■ **Data excerpts**:
--- begin ---

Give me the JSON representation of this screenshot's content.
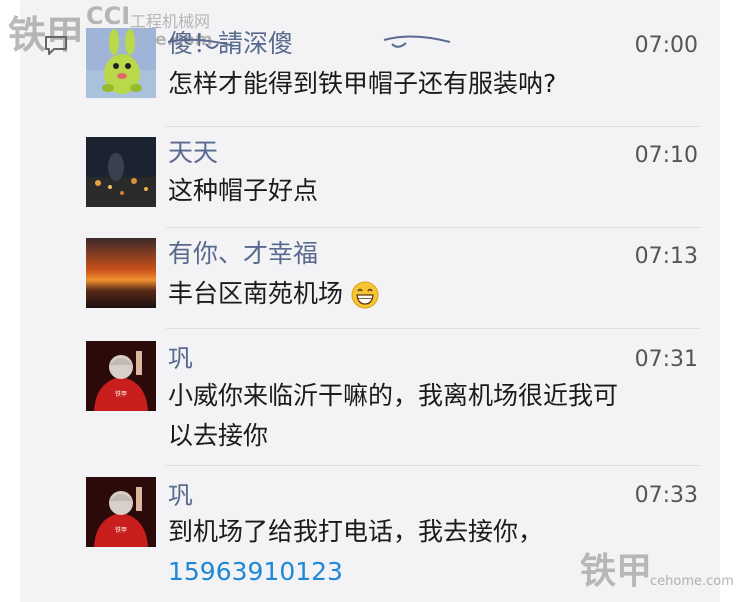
{
  "watermark": {
    "brand": "铁甲",
    "site_prefix": "CCI",
    "site_name": "工程机械网",
    "url": "cehome.com"
  },
  "comments": [
    {
      "name": "傻！請深傻",
      "time": "07:00",
      "text": "怎样才能得到铁甲帽子还有服装呐?"
    },
    {
      "name": "天天",
      "time": "07:10",
      "text": "这种帽子好点"
    },
    {
      "name": "有你、才幸福",
      "time": "07:13",
      "text": "丰台区南苑机场",
      "emoji": "grinning-face-emoji"
    },
    {
      "name": "巩",
      "time": "07:31",
      "text_line1": "小威你来临沂干嘛的，我离机场很近我可",
      "text_line2": "以去接你"
    },
    {
      "name": "巩",
      "time": "07:33",
      "text_line1": "到机场了给我打电话，我去接你，",
      "phone": "15963910123"
    }
  ]
}
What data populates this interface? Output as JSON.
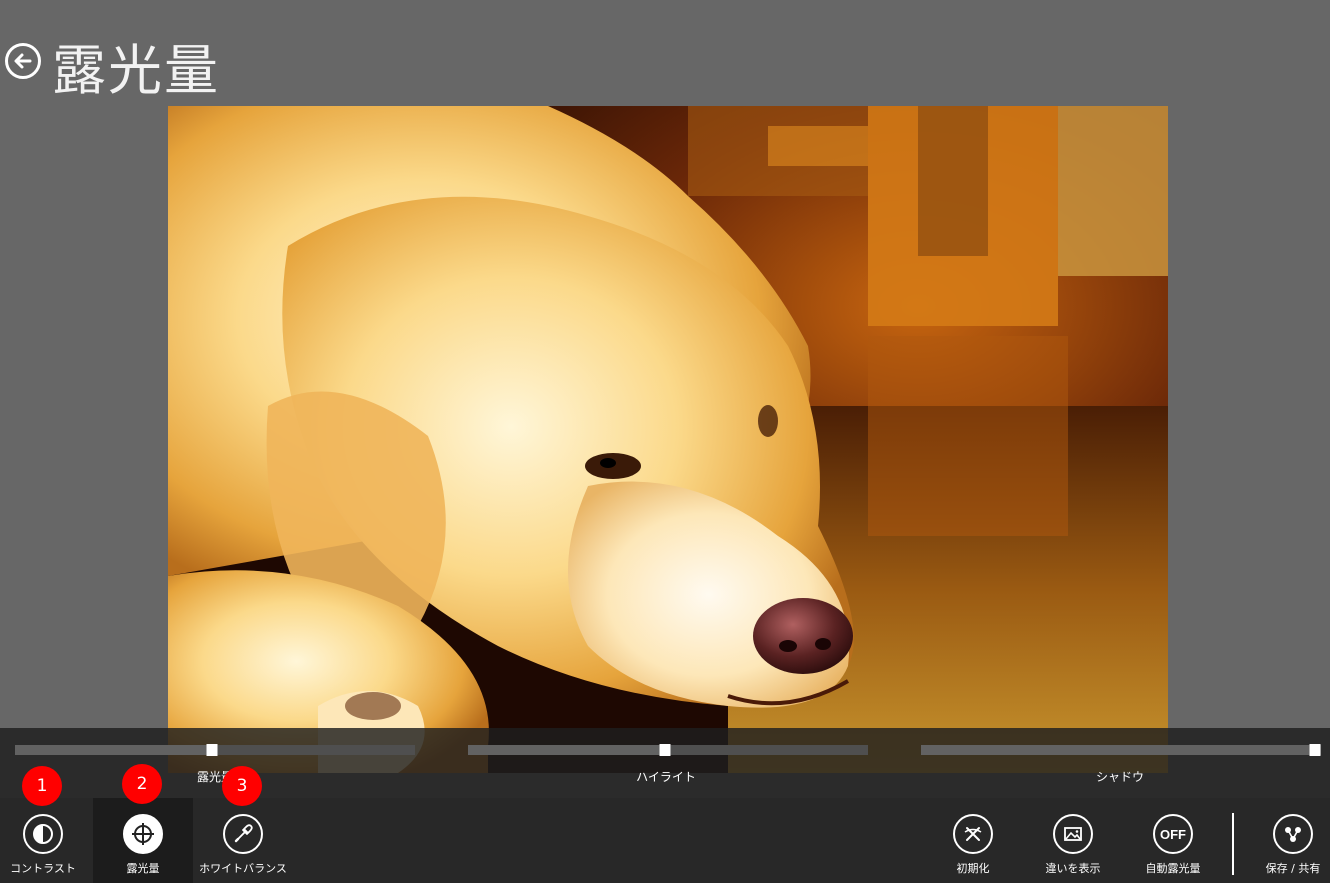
{
  "header": {
    "title": "露光量",
    "back_icon": "back-arrow-icon"
  },
  "sliders": [
    {
      "label": "露光量",
      "value": 0.5
    },
    {
      "label": "ハイライト",
      "value": 0.5
    },
    {
      "label": "シャドウ",
      "value": 1.0
    }
  ],
  "toolbar": {
    "left": [
      {
        "label": "コントラスト",
        "icon": "contrast-icon",
        "badge": "1"
      },
      {
        "label": "露光量",
        "icon": "exposure-crosshair-icon",
        "badge": "2",
        "selected": true
      },
      {
        "label": "ホワイトバランス",
        "icon": "eyedropper-icon",
        "badge": "3"
      }
    ],
    "right": [
      {
        "label": "初期化",
        "icon": "reset-icon"
      },
      {
        "label": "違いを表示",
        "icon": "compare-image-icon"
      },
      {
        "label": "自動露光量",
        "icon": "auto-exposure-off-icon",
        "icon_text": "OFF"
      },
      {
        "label": "保存 / 共有",
        "icon": "share-icon"
      }
    ]
  },
  "photo": {
    "subject": "golden-retriever-photo"
  }
}
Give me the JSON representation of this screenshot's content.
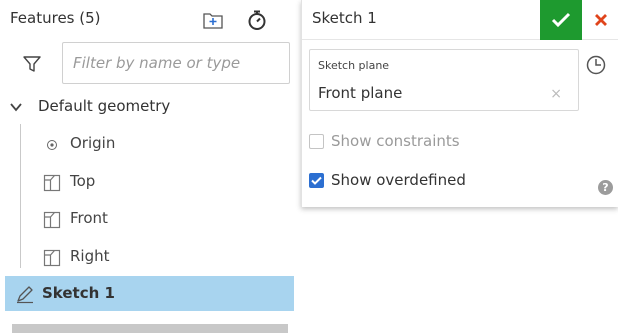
{
  "features_panel": {
    "title": "Features (5)",
    "filter": {
      "placeholder": "Filter by name or type",
      "value": ""
    },
    "group": {
      "label": "Default geometry",
      "items": [
        {
          "label": "Origin",
          "icon": "origin-point-icon"
        },
        {
          "label": "Top",
          "icon": "plane-icon"
        },
        {
          "label": "Front",
          "icon": "plane-icon"
        },
        {
          "label": "Right",
          "icon": "plane-icon"
        }
      ]
    },
    "sketch_item": {
      "label": "Sketch 1",
      "icon": "sketch-pencil-icon"
    }
  },
  "sketch_dialog": {
    "title": "Sketch 1",
    "sketch_plane_label": "Sketch plane",
    "sketch_plane_value": "Front plane",
    "clear_glyph": "×",
    "help_glyph": "?",
    "show_constraints": {
      "label": "Show constraints",
      "checked": false,
      "enabled": false
    },
    "show_overdefined": {
      "label": "Show overdefined",
      "checked": true,
      "enabled": true
    }
  },
  "colors": {
    "accept": "#1e9a2f",
    "cancel": "#e0441b",
    "selection": "#a8d4ef",
    "checkbox": "#2c6fd1"
  }
}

--- end ---

■ **Task instructions**: Without the pictures, write out every entry precisely as it appears.

■ **Answer in full**:
Give me the JSON representation of this screenshot's content.
{
  "watermark": {
    "brand": "铁甲",
    "site_prefix": "CCI",
    "site_name": "工程机械网",
    "url": "cehome.com"
  },
  "comments": [
    {
      "name": "傻！請深傻",
      "time": "07:00",
      "text": "怎样才能得到铁甲帽子还有服装呐?"
    },
    {
      "name": "天天",
      "time": "07:10",
      "text": "这种帽子好点"
    },
    {
      "name": "有你、才幸福",
      "time": "07:13",
      "text": "丰台区南苑机场",
      "emoji": "grinning-face-emoji"
    },
    {
      "name": "巩",
      "time": "07:31",
      "text_line1": "小威你来临沂干嘛的，我离机场很近我可",
      "text_line2": "以去接你"
    },
    {
      "name": "巩",
      "time": "07:33",
      "text_line1": "到机场了给我打电话，我去接你，",
      "phone": "15963910123"
    }
  ]
}
What data populates this interface? Output as JSON.
{
  "header": {
    "title": "露光量",
    "back_icon": "back-arrow-icon"
  },
  "sliders": [
    {
      "label": "露光量",
      "value": 0.5
    },
    {
      "label": "ハイライト",
      "value": 0.5
    },
    {
      "label": "シャドウ",
      "value": 1.0
    }
  ],
  "toolbar": {
    "left": [
      {
        "label": "コントラスト",
        "icon": "contrast-icon",
        "badge": "1"
      },
      {
        "label": "露光量",
        "icon": "exposure-crosshair-icon",
        "badge": "2",
        "selected": true
      },
      {
        "label": "ホワイトバランス",
        "icon": "eyedropper-icon",
        "badge": "3"
      }
    ],
    "right": [
      {
        "label": "初期化",
        "icon": "reset-icon"
      },
      {
        "label": "違いを表示",
        "icon": "compare-image-icon"
      },
      {
        "label": "自動露光量",
        "icon": "auto-exposure-off-icon",
        "icon_text": "OFF"
      },
      {
        "label": "保存 / 共有",
        "icon": "share-icon"
      }
    ]
  },
  "photo": {
    "subject": "golden-retriever-photo"
  }
}
Give me the JSON representation of this screenshot's content.
{
  "features_panel": {
    "title": "Features (5)",
    "filter": {
      "placeholder": "Filter by name or type",
      "value": ""
    },
    "group": {
      "label": "Default geometry",
      "items": [
        {
          "label": "Origin",
          "icon": "origin-point-icon"
        },
        {
          "label": "Top",
          "icon": "plane-icon"
        },
        {
          "label": "Front",
          "icon": "plane-icon"
        },
        {
          "label": "Right",
          "icon": "plane-icon"
        }
      ]
    },
    "sketch_item": {
      "label": "Sketch 1",
      "icon": "sketch-pencil-icon"
    }
  },
  "sketch_dialog": {
    "title": "Sketch 1",
    "sketch_plane_label": "Sketch plane",
    "sketch_plane_value": "Front plane",
    "clear_glyph": "×",
    "help_glyph": "?",
    "show_constraints": {
      "label": "Show constraints",
      "checked": false,
      "enabled": false
    },
    "show_overdefined": {
      "label": "Show overdefined",
      "checked": true,
      "enabled": true
    }
  },
  "colors": {
    "accept": "#1e9a2f",
    "cancel": "#e0441b",
    "selection": "#a8d4ef",
    "checkbox": "#2c6fd1"
  }
}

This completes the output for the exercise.